* Begin ENTRIES SHOWN *
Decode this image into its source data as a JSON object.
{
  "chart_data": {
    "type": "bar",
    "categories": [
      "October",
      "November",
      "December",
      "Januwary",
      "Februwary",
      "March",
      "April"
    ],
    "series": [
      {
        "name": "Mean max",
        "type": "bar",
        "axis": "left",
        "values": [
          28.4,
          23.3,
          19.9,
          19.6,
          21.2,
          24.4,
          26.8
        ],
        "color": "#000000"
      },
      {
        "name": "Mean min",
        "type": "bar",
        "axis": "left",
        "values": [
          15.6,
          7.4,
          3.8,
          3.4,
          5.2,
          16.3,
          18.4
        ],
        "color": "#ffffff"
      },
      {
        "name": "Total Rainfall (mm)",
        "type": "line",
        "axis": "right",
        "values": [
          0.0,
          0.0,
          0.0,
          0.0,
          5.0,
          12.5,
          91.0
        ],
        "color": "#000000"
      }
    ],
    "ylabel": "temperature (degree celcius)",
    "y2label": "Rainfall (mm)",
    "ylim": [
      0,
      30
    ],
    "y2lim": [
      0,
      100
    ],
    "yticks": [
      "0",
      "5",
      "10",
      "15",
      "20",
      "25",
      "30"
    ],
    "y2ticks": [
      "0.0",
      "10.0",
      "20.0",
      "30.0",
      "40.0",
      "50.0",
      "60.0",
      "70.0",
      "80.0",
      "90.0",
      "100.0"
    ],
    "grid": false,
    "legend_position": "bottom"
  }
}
* End ENTRIES SHOWN *
TASK PROMPT:
Your task is to output all of the data above word for word.

SOLUTION TO THE EXERCISE:
Decode this image into its source data as a JSON object.
{
  "chart_data": {
    "type": "bar",
    "categories": [
      "October",
      "November",
      "December",
      "Januwary",
      "Februwary",
      "March",
      "April"
    ],
    "series": [
      {
        "name": "Mean max",
        "type": "bar",
        "axis": "left",
        "values": [
          28.4,
          23.3,
          19.9,
          19.6,
          21.2,
          24.4,
          26.8
        ],
        "color": "#000000"
      },
      {
        "name": "Mean min",
        "type": "bar",
        "axis": "left",
        "values": [
          15.6,
          7.4,
          3.8,
          3.4,
          5.2,
          16.3,
          18.4
        ],
        "color": "#ffffff"
      },
      {
        "name": "Total Rainfall (mm)",
        "type": "line",
        "axis": "right",
        "values": [
          0.0,
          0.0,
          0.0,
          0.0,
          5.0,
          12.5,
          91.0
        ],
        "color": "#000000"
      }
    ],
    "ylabel": "temperature (degree celcius)",
    "y2label": "Rainfall (mm)",
    "ylim": [
      0,
      30
    ],
    "y2lim": [
      0,
      100
    ],
    "yticks": [
      "0",
      "5",
      "10",
      "15",
      "20",
      "25",
      "30"
    ],
    "y2ticks": [
      "0.0",
      "10.0",
      "20.0",
      "30.0",
      "40.0",
      "50.0",
      "60.0",
      "70.0",
      "80.0",
      "90.0",
      "100.0"
    ],
    "grid": false,
    "legend_position": "bottom"
  }
}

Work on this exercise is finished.